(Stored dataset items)

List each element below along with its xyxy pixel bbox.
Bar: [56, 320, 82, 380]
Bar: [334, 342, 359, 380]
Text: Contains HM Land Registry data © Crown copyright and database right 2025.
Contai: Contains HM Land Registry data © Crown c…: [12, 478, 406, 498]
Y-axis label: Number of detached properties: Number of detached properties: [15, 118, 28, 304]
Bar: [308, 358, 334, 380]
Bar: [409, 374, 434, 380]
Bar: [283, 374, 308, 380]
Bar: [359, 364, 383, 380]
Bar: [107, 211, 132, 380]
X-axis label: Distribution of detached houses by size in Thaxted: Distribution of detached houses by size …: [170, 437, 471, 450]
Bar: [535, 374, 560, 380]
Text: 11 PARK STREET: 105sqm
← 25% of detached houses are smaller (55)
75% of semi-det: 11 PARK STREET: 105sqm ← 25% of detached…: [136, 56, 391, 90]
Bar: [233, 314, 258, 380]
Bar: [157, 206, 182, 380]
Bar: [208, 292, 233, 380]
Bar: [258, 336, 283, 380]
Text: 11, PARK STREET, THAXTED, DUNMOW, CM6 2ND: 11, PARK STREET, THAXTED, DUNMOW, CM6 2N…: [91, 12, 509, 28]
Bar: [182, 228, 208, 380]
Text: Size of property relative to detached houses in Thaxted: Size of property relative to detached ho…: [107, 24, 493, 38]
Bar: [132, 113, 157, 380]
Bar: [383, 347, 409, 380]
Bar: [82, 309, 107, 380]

● Aim:
Render the lines above as a Markdown table with the columns Row and Line, covering everything from the first line through the line containing "Contai: Contains HM" and leaving out any blank lines.

● Answer below:
| Row | Line |
|---|---|
| 1 | List each element below along with its xyxy pixel bbox. |
| 2 | Bar: [56, 320, 82, 380] |
| 3 | Bar: [334, 342, 359, 380] |
| 4 | Text: Contains HM Land Registry data © Crown copyright and database right 2025. |
| 5 | Contai: Contains HM Land Registry data © Crown c…: [12, 478, 406, 498] |